**Goal of the exercise**.
Write out the whole listing word for word.

**Records for the exercise**.
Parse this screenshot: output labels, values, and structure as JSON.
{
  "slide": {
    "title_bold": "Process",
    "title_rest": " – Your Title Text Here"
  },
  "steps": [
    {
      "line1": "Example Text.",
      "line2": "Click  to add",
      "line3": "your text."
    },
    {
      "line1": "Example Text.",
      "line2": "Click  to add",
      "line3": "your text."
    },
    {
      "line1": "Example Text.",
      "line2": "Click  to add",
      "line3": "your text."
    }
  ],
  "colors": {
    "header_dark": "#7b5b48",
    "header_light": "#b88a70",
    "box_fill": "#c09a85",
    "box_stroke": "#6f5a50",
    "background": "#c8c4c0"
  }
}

**The completed task**.
Parse this screenshot: output labels, values, and structure as JSON.
{
  "slide": {
    "title_bold": "Process",
    "title_rest": " – Your Title Text Here"
  },
  "steps": [
    {
      "line1": "Example Text.",
      "line2": "Click  to add",
      "line3": "your text."
    },
    {
      "line1": "Example Text.",
      "line2": "Click  to add",
      "line3": "your text."
    },
    {
      "line1": "Example Text.",
      "line2": "Click  to add",
      "line3": "your text."
    }
  ],
  "colors": {
    "header_dark": "#7b5b48",
    "header_light": "#b88a70",
    "box_fill": "#c09a85",
    "box_stroke": "#6f5a50",
    "background": "#c8c4c0"
  }
}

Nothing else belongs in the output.